-- Start of Data excerpts --

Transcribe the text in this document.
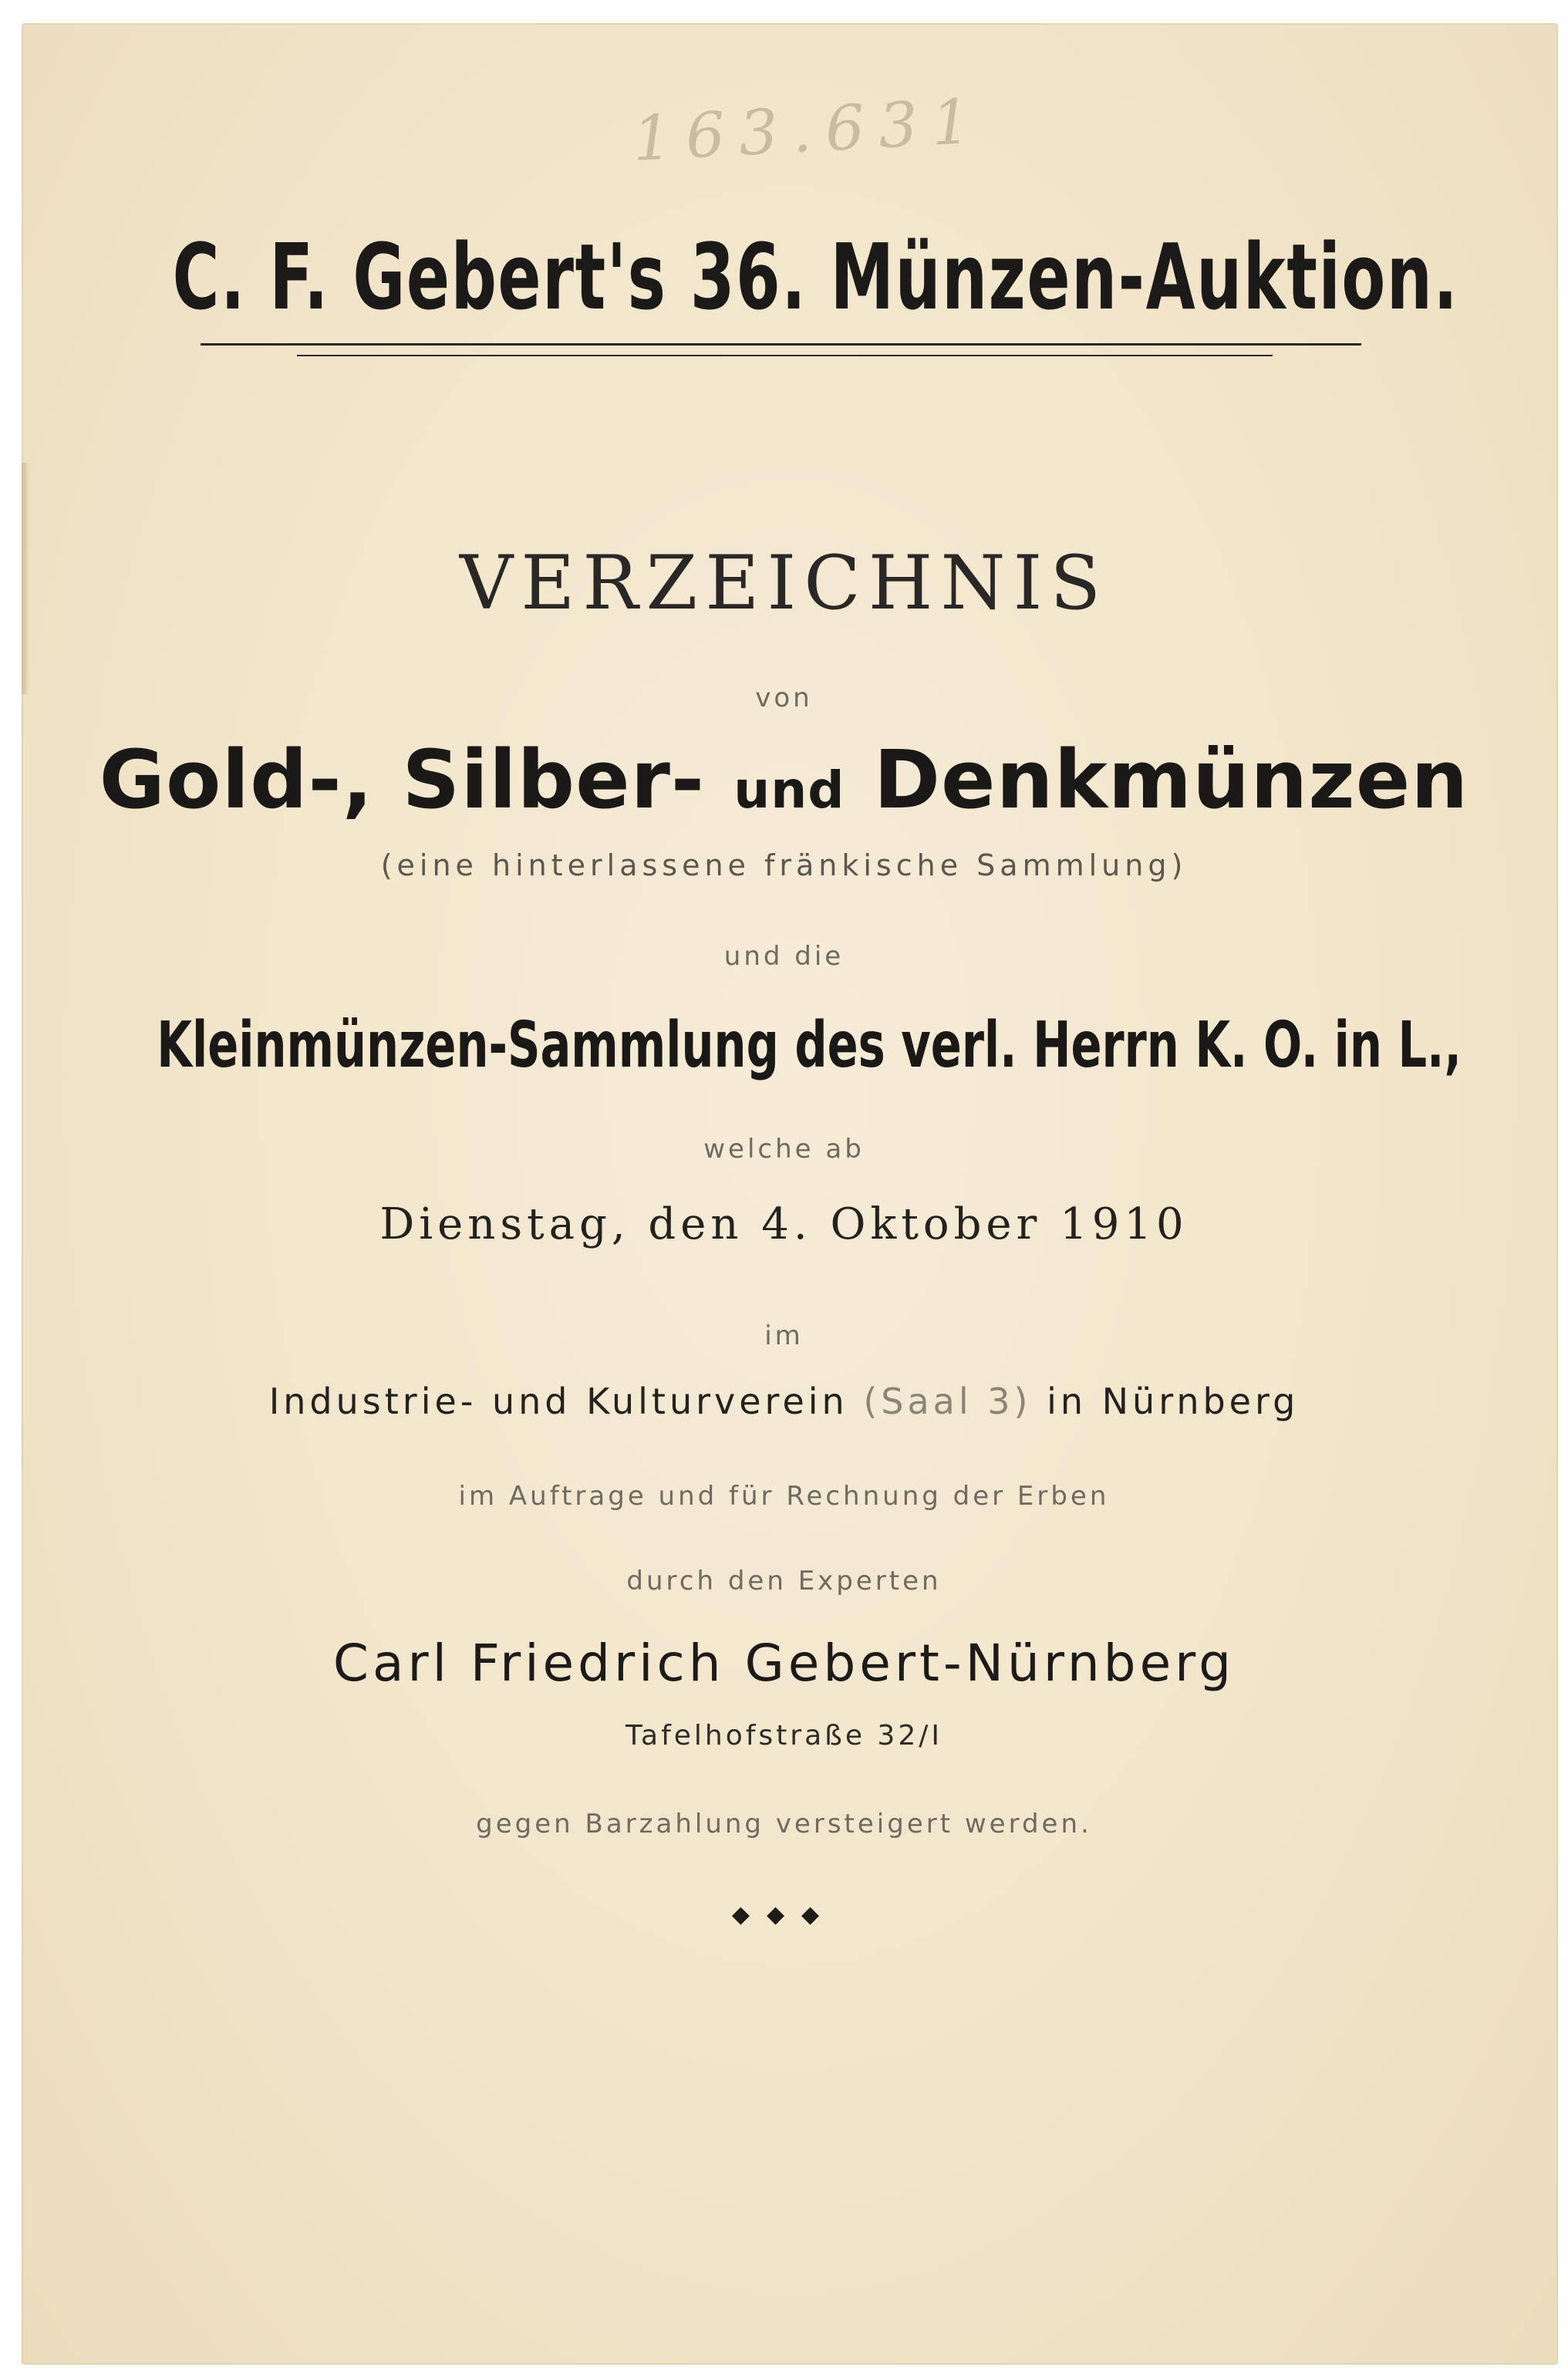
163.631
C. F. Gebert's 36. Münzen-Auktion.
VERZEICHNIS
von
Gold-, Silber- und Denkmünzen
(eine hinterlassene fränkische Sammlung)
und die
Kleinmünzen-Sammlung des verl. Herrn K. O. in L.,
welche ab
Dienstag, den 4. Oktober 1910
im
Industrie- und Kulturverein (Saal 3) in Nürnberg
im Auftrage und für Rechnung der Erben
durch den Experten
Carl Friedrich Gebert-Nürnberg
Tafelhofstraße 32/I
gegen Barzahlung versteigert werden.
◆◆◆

-- End of Data excerpts --
-- Start of Data excerpts --

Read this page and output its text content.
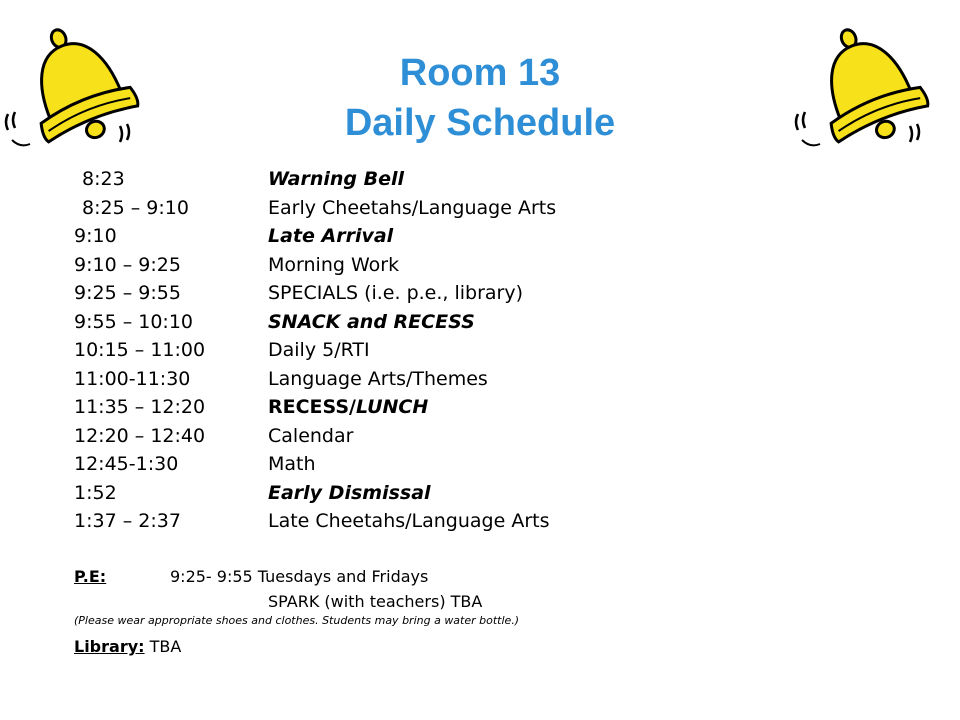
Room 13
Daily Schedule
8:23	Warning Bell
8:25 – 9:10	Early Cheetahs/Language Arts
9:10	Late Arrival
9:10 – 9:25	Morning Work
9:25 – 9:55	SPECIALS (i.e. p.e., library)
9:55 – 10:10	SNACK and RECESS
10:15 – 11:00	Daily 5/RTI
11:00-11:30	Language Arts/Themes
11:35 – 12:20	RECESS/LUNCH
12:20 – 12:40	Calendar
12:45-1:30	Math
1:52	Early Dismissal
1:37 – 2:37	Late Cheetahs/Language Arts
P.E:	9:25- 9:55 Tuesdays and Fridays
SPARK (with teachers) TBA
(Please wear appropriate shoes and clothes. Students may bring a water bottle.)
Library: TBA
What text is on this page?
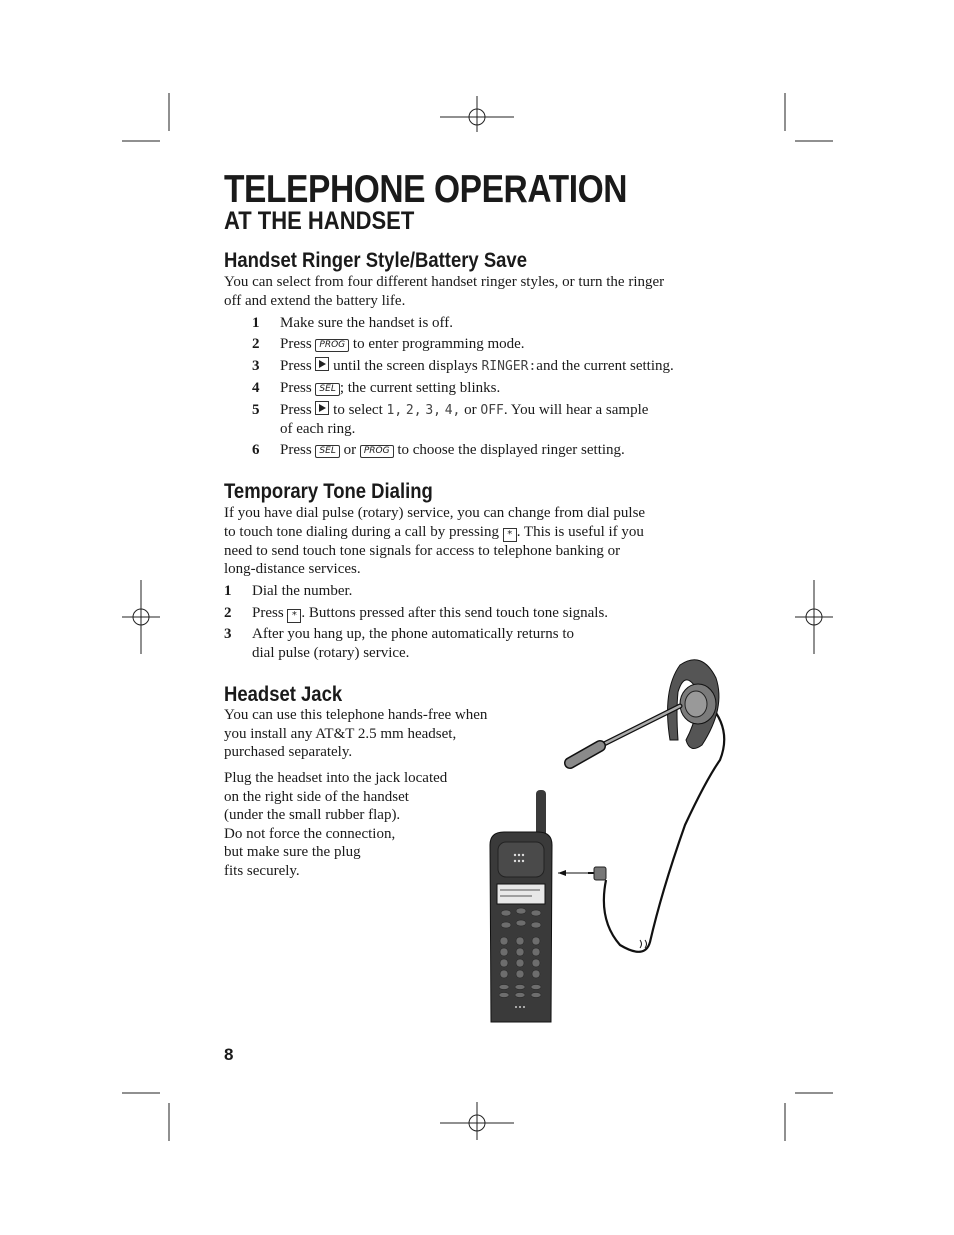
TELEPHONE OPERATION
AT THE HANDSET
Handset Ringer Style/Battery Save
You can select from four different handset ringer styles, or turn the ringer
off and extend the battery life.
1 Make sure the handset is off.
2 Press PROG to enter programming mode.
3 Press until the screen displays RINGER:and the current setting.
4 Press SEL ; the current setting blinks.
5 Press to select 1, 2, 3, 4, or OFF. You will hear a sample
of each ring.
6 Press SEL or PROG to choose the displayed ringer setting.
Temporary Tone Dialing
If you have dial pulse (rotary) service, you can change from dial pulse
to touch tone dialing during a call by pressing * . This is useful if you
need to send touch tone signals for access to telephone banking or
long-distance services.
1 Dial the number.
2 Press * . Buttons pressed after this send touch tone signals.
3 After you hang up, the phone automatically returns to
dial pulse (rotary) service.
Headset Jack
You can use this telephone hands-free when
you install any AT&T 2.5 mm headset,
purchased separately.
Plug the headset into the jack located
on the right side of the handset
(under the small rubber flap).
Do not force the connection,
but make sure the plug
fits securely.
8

-- End of Data excerpts --
-- Start of Data excerpts --

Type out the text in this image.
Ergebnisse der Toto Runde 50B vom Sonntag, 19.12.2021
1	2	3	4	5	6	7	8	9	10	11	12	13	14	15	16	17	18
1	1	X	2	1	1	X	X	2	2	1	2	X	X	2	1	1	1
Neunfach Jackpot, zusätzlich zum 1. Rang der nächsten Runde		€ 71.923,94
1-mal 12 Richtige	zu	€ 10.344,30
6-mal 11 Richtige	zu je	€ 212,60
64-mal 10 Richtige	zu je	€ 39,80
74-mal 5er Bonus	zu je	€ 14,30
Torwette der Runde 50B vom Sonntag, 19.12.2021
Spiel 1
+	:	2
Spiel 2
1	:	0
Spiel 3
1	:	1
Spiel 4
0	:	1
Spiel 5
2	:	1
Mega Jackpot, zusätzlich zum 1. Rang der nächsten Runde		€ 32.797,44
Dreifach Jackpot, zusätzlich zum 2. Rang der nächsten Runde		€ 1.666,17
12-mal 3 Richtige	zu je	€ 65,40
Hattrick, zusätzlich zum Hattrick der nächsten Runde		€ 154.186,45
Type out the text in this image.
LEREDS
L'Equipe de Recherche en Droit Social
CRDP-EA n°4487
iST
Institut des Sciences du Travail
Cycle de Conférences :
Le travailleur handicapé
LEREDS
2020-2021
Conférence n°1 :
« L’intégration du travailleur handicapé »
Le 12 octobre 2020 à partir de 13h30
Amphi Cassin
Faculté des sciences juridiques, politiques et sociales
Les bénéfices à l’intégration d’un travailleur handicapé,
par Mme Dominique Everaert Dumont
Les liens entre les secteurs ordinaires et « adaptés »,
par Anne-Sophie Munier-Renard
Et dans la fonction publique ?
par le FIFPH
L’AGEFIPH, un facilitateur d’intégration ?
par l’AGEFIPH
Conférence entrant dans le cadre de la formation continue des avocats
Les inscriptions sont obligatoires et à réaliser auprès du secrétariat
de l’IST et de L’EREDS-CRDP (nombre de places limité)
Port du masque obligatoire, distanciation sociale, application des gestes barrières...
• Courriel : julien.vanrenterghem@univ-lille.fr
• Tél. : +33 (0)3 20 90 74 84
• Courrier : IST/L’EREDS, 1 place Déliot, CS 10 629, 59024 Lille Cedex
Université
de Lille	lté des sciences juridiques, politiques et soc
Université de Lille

-- End of Data excerpts --

● Work to be completed
Write down every line of the data above that includes the string "pulse".

● Solution to this exercise
If you have dial pulse (rotary) service, you can change from dial pulse
dial pulse (rotary) service.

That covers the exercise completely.